### GOAL
Write the data below out exactly as it stands. Do not include the pictures.

[Figure record extracts]
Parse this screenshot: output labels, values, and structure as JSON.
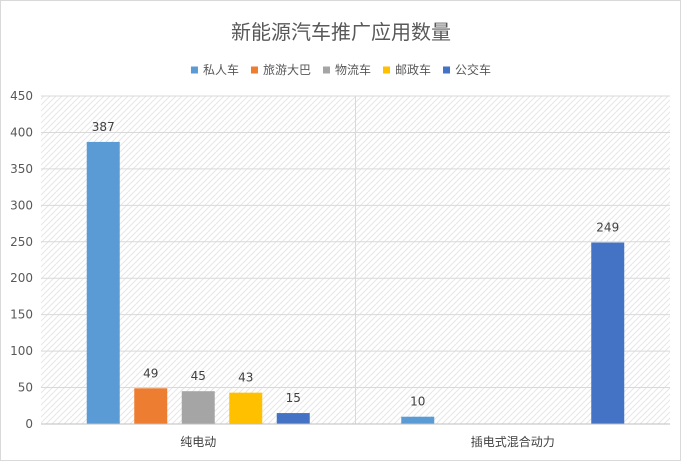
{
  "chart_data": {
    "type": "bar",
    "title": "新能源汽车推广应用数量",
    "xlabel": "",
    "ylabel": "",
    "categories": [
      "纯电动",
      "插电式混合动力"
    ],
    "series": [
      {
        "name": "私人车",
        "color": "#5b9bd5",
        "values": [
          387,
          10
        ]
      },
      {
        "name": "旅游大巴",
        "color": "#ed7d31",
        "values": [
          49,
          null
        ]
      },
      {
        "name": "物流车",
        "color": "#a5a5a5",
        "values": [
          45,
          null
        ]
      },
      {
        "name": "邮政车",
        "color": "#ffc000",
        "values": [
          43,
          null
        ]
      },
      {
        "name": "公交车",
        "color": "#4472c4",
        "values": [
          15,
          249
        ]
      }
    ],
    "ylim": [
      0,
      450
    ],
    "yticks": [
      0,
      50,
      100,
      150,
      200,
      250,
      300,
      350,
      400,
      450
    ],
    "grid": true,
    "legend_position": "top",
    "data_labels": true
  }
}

### REPLY
Parse this screenshot: output labels, values, and structure as JSON.
{
  "chart_data": {
    "type": "bar",
    "title": "新能源汽车推广应用数量",
    "xlabel": "",
    "ylabel": "",
    "categories": [
      "纯电动",
      "插电式混合动力"
    ],
    "series": [
      {
        "name": "私人车",
        "color": "#5b9bd5",
        "values": [
          387,
          10
        ]
      },
      {
        "name": "旅游大巴",
        "color": "#ed7d31",
        "values": [
          49,
          null
        ]
      },
      {
        "name": "物流车",
        "color": "#a5a5a5",
        "values": [
          45,
          null
        ]
      },
      {
        "name": "邮政车",
        "color": "#ffc000",
        "values": [
          43,
          null
        ]
      },
      {
        "name": "公交车",
        "color": "#4472c4",
        "values": [
          15,
          249
        ]
      }
    ],
    "ylim": [
      0,
      450
    ],
    "yticks": [
      0,
      50,
      100,
      150,
      200,
      250,
      300,
      350,
      400,
      450
    ],
    "grid": true,
    "legend_position": "top",
    "data_labels": true
  }
}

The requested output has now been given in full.